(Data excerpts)
Start

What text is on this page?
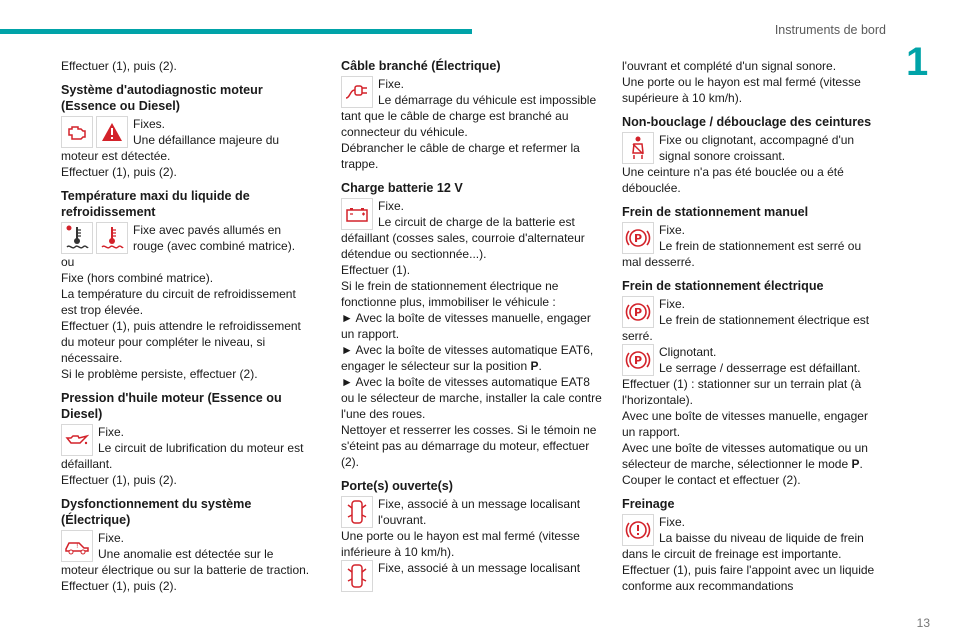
Instruments de bord
1
13

Effectuer (1), puis (2).

Système d'autodiagnostic moteur (Essence ou Diesel)

Fixes.

Une défaillance majeure du moteur est détectée.

Effectuer (1), puis (2).

Température maxi du liquide de refroidissement

Fixe avec pavés allumés en rouge (avec combiné matrice).

ou

Fixe (hors combiné matrice).

La température du circuit de refroidissement est trop élevée.

Effectuer (1), puis attendre le refroidissement du moteur pour compléter le niveau, si nécessaire.

Si le problème persiste, effectuer (2).

Pression d'huile moteur (Essence ou Diesel)

Fixe.

Le circuit de lubrification du moteur est défaillant.

Effectuer (1), puis (2).

Dysfonctionnement du système (Électrique)
!

Fixe.

Une anomalie est détectée sur le moteur électrique ou sur la batterie de traction.

Effectuer (1), puis (2).

Câble branché (Électrique)

Fixe.

Le démarrage du véhicule est impossible tant que le câble de charge est branché au connecteur du véhicule.

Débrancher le câble de charge et refermer la trappe.

Charge batterie 12 V

Fixe.

Le circuit de charge de la batterie est défaillant (cosses sales, courroie d'alternateur détendue ou sectionnée...).

Effectuer (1).

Si le frein de stationnement électrique ne fonctionne plus, immobiliser le véhicule :

► Avec la boîte de vitesses manuelle, engager un rapport.

► Avec la boîte de vitesses automatique EAT6, engager le sélecteur sur la position P.

► Avec la boîte de vitesses automatique EAT8 ou le sélecteur de marche, installer la cale contre l'une des roues.

Nettoyer et resserrer les cosses. Si le témoin ne s'éteint pas au démarrage du moteur, effectuer (2).

Porte(s) ouverte(s)

Fixe, associé à un message localisant l'ouvrant.

Une porte ou le hayon est mal fermé (vitesse inférieure à 10 km/h).

Fixe, associé à un message localisant

l'ouvrant et complété d'un signal sonore.

Une porte ou le hayon est mal fermé (vitesse supérieure à 10 km/h).

Non-bouclage / débouclage des ceintures

Fixe ou clignotant, accompagné d'un signal sonore croissant.

Une ceinture n'a pas été bouclée ou a été débouclée.

Frein de stationnement manuel
P

Fixe.

Le frein de stationnement est serré ou mal desserré.

Frein de stationnement électrique
P

Fixe.

Le frein de stationnement électrique est serré.

P

Clignotant.

Le serrage / desserrage est défaillant.

Effectuer (1) : stationner sur un terrain plat (à l'horizontale).

Avec une boîte de vitesses manuelle, engager un rapport.

Avec une boîte de vitesses automatique ou un sélecteur de marche, sélectionner le mode P.

Couper le contact et effectuer (2).

Freinage

Fixe.

La baisse du niveau de liquide de frein dans le circuit de freinage est importante.

Effectuer (1), puis faire l'appoint avec un liquide conforme aux recommandations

End

Show all lines from the data above in which the word "véhicule" appears.

* _Response_:
Le démarrage du véhicule est impossible tant que le câble de charge est branché au connecteur du véhicule.
Si le frein de stationnement électrique ne fonctionne plus, immobiliser le véhicule :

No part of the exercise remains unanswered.